→ Given passage
--- Start ---
Workshop to understand user needs

RDS held an online synthetic data workshop on 22 November 2022, with the aim of getting feedback on the draft strategy. There were 20 participants, representing researchers, data provider organisations and others. The workshop consisted of two short presentations describing what synthetic data was and what RDS planned to do. During the breakout sessions participants discussed what they thought were the benefits and issues of synthetic data and what sort of data, such as for training, data discovery or code development, and what level of fidelity would be the most useful for researchers.

You can access the presentation here for more information on what synthetic data is, what fidelity means and what questions we asked.

One of the main themes that came out of the discussions was that it would make sense to start by generating low fidelity datasets with no discernible disclosure risk, as it was felt that the risk appetite of data controllers would vary depending on the dataset and the level of fidelity of the synthesis. Researchers and data providers noted that low fidelity datasets were good enough for their purposes too.

Insights from the workshop

One of the many surprises was the level of enthusiasm for developing low fidelity data sets. Researchers were keen on being able to access low fidelity, unlinked datasets for data discovery purposes at the early stages of a project, something that I wasn’t sure would be a particularly high priority. However, several participants noted that just being able to see the structure of the data and, for example, the limits of the values in each variable category would be really useful. Hearing this from potential users is helpful to RDS when planning future synthesis work.

Another issue raised was the Information governance (IG) challenges around synthetic data. It was suggested that there could be a role for RDS here, in creating a forum for IG and security experts across organisations, to bring them together to reach consensus on synthetic data risk management, rather than having many individual conversations. So, this is something we are now considering and will add into the strategy for discussion with our newly-formed Synthetic Data Working Group.
--- End ---
→ Listed records
--- Start ---
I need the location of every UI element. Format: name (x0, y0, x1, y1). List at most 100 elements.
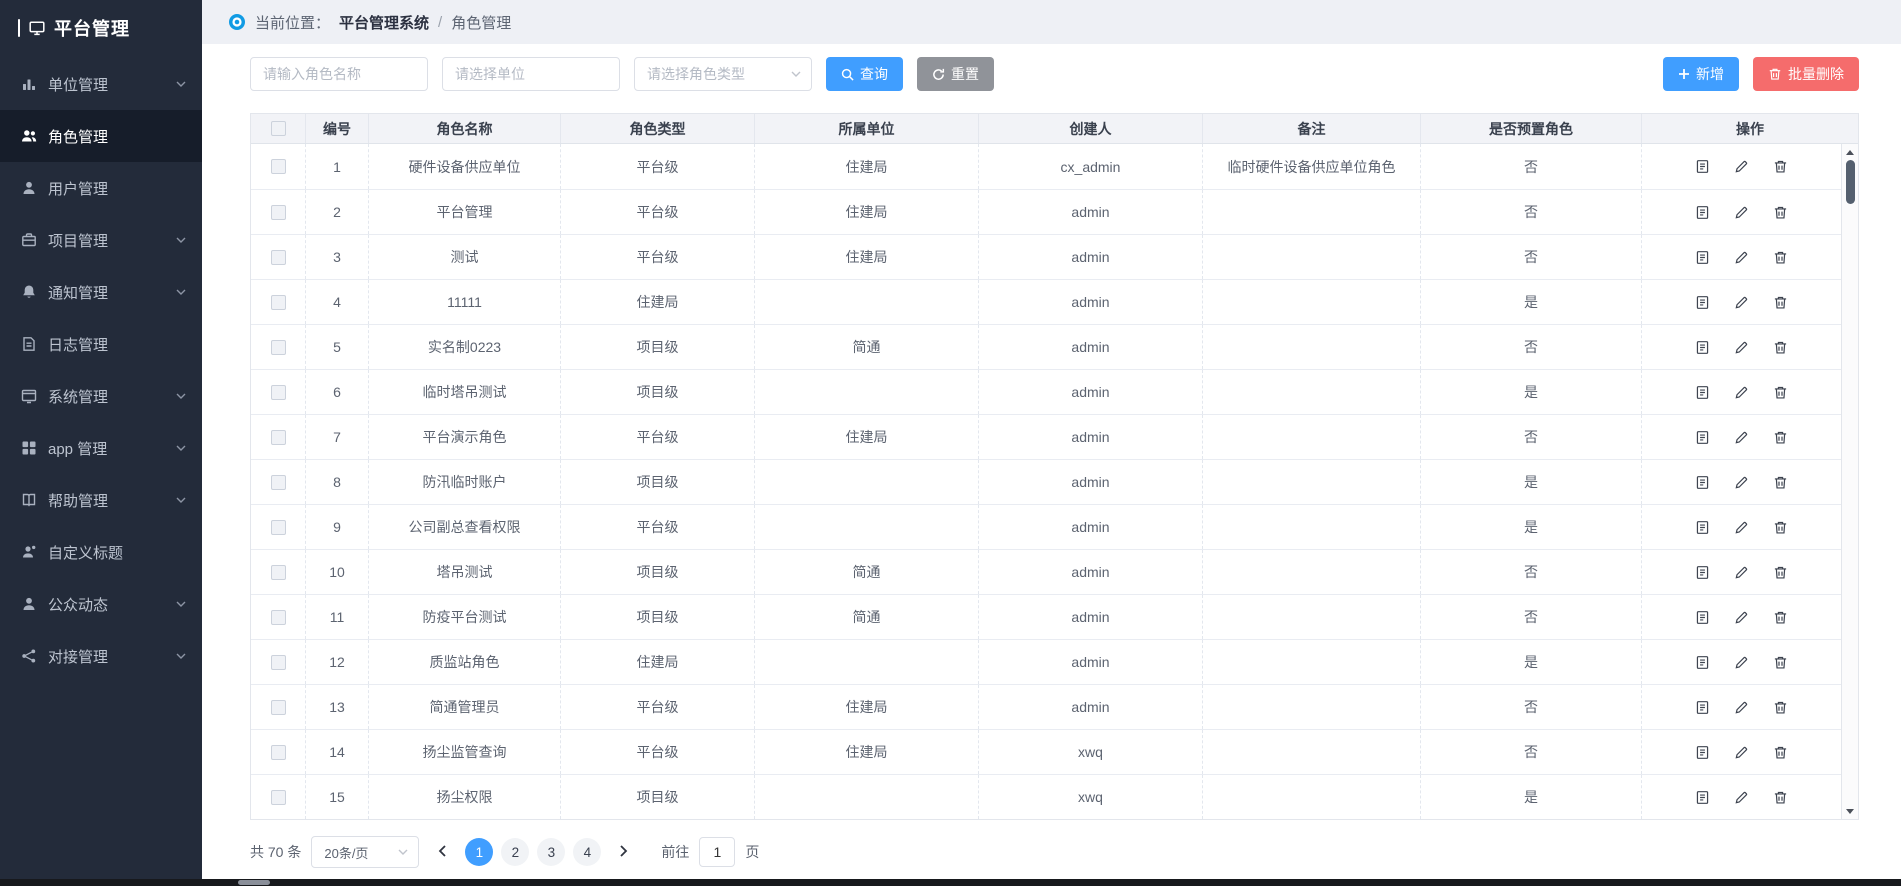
detail-icon[interactable] (1695, 745, 1710, 760)
edit-icon[interactable] (1734, 385, 1749, 400)
cell-type: 平台级 (561, 685, 755, 729)
row-checkbox[interactable] (271, 295, 286, 310)
delete-icon[interactable] (1773, 520, 1788, 535)
row-checkbox[interactable] (271, 250, 286, 265)
delete-icon[interactable] (1773, 205, 1788, 220)
row-checkbox[interactable] (271, 655, 286, 670)
delete-icon[interactable] (1773, 430, 1788, 445)
role-type-select[interactable]: 请选择角色类型 (634, 57, 812, 91)
page-button-1[interactable]: 1 (465, 838, 493, 866)
sidebar-item-角色管理[interactable]: 角色管理 (0, 110, 202, 162)
detail-icon[interactable] (1695, 700, 1710, 715)
sidebar-item-通知管理[interactable]: 通知管理 (0, 266, 202, 318)
sidebar-item-日志管理[interactable]: 日志管理 (0, 318, 202, 370)
sidebar-item-对接管理[interactable]: 对接管理 (0, 630, 202, 682)
sidebar-item-系统管理[interactable]: 系统管理 (0, 370, 202, 422)
delete-icon[interactable] (1773, 385, 1788, 400)
unit-input[interactable] (442, 57, 620, 91)
edit-icon[interactable] (1734, 520, 1749, 535)
detail-icon[interactable] (1695, 655, 1710, 670)
edit-icon[interactable] (1734, 790, 1749, 805)
sidebar-item-项目管理[interactable]: 项目管理 (0, 214, 202, 266)
edit-icon[interactable] (1734, 159, 1749, 174)
sidebar-item-label: 通知管理 (48, 282, 165, 303)
edit-icon[interactable] (1734, 610, 1749, 625)
detail-icon[interactable] (1695, 520, 1710, 535)
cell-preset: 否 (1421, 235, 1642, 279)
role-name-input[interactable] (250, 57, 428, 91)
page-button-4[interactable]: 4 (573, 838, 601, 866)
next-page-button[interactable] (611, 838, 637, 866)
sidebar-item-用户管理[interactable]: 用户管理 (0, 162, 202, 214)
search-button[interactable]: 查询 (826, 57, 903, 91)
detail-icon[interactable] (1695, 159, 1710, 174)
row-checkbox[interactable] (271, 790, 286, 805)
delete-icon[interactable] (1773, 295, 1788, 310)
select-all-checkbox[interactable] (271, 121, 286, 136)
delete-icon[interactable] (1773, 745, 1788, 760)
sidebar-item-app 管理[interactable]: app 管理 (0, 422, 202, 474)
page-button-2[interactable]: 2 (501, 838, 529, 866)
cell-name: 简通管理员 (369, 685, 561, 729)
delete-icon[interactable] (1773, 700, 1788, 715)
detail-icon[interactable] (1695, 475, 1710, 490)
edit-icon[interactable] (1734, 430, 1749, 445)
row-checkbox[interactable] (271, 565, 286, 580)
row-checkbox[interactable] (271, 610, 286, 625)
detail-icon[interactable] (1695, 205, 1710, 220)
edit-icon[interactable] (1734, 250, 1749, 265)
cell-select (251, 235, 306, 279)
edit-icon[interactable] (1734, 655, 1749, 670)
breadcrumb-root[interactable]: 平台管理系统 (339, 12, 429, 33)
delete-icon[interactable] (1773, 790, 1788, 805)
delete-icon[interactable] (1773, 475, 1788, 490)
batch-delete-button[interactable]: 批量删除 (1753, 57, 1859, 91)
edit-icon[interactable] (1734, 340, 1749, 355)
delete-icon[interactable] (1773, 655, 1788, 670)
detail-icon[interactable] (1695, 250, 1710, 265)
goto-page-input[interactable] (699, 837, 735, 867)
detail-icon[interactable] (1695, 295, 1710, 310)
delete-icon[interactable] (1773, 250, 1788, 265)
cell-unit: 住建局 (755, 685, 979, 729)
detail-icon[interactable] (1695, 610, 1710, 625)
detail-icon[interactable] (1695, 340, 1710, 355)
row-checkbox[interactable] (271, 520, 286, 535)
edit-icon[interactable] (1734, 475, 1749, 490)
row-checkbox[interactable] (271, 430, 286, 445)
reset-button[interactable]: 重置 (917, 57, 994, 91)
edit-icon[interactable] (1734, 565, 1749, 580)
row-checkbox[interactable] (271, 700, 286, 715)
edit-icon[interactable] (1734, 205, 1749, 220)
delete-icon[interactable] (1773, 565, 1788, 580)
detail-icon[interactable] (1695, 790, 1710, 805)
sidebar-item-帮助管理[interactable]: 帮助管理 (0, 474, 202, 526)
edit-icon[interactable] (1734, 700, 1749, 715)
row-checkbox[interactable] (271, 340, 286, 355)
sidebar-item-自定义标题[interactable]: 自定义标题 (0, 526, 202, 578)
page-size-select[interactable]: 20条/页 (311, 836, 419, 868)
detail-icon[interactable] (1695, 430, 1710, 445)
scroll-up-icon[interactable] (1846, 147, 1854, 157)
sidebar-item-公众动态[interactable]: 公众动态 (0, 578, 202, 630)
edit-icon[interactable] (1734, 745, 1749, 760)
delete-icon[interactable] (1773, 340, 1788, 355)
sidebar-item-单位管理[interactable]: 单位管理 (0, 58, 202, 110)
detail-icon[interactable] (1695, 385, 1710, 400)
add-button[interactable]: 新增 (1663, 57, 1739, 91)
scrollbar-thumb[interactable] (1846, 160, 1855, 204)
scroll-down-icon[interactable] (1846, 806, 1854, 816)
table-scrollbar[interactable] (1841, 144, 1858, 819)
row-checkbox[interactable] (271, 159, 286, 174)
row-checkbox[interactable] (271, 745, 286, 760)
row-checkbox[interactable] (271, 385, 286, 400)
horizontal-scrollbar-thumb[interactable] (238, 880, 270, 885)
page-button-3[interactable]: 3 (537, 838, 565, 866)
edit-icon[interactable] (1734, 295, 1749, 310)
delete-icon[interactable] (1773, 159, 1788, 174)
row-checkbox[interactable] (271, 475, 286, 490)
prev-page-button[interactable] (429, 838, 455, 866)
row-checkbox[interactable] (271, 205, 286, 220)
delete-icon[interactable] (1773, 610, 1788, 625)
detail-icon[interactable] (1695, 565, 1710, 580)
--- End ---
→ Required actions
1: Repeat the part of the workshop passage between "Workshop to understand" and "useful for researchers.", inclusive.
2: Render this sentence from the workshop passage in Spanish: "There were 20 participants, representing researchers, data provider organisations and others."
3: According to the workshop passage, on what date did RDS hold its online synthetic data workshop?
Nothing here depends on the records.

→ Task solutions
1:
Workshop to understand user needs

RDS held an online synthetic data workshop on 22 November 2022, with the aim of getting feedback on the draft strategy. There were 20 participants, representing researchers, data provider organisations and others. The workshop consisted of two short presentations describing what synthetic data was and what RDS planned to do. During the breakout sessions participants discussed what they thought were the benefits and issues of synthetic data and what sort of data, such as for training, data discovery or code development, and what level of fidelity would be the most useful for researchers.

2: Hubo 20 participantes, que representaban a investigadores, organizaciones proveedoras de datos y otros.

3: 22 November 2022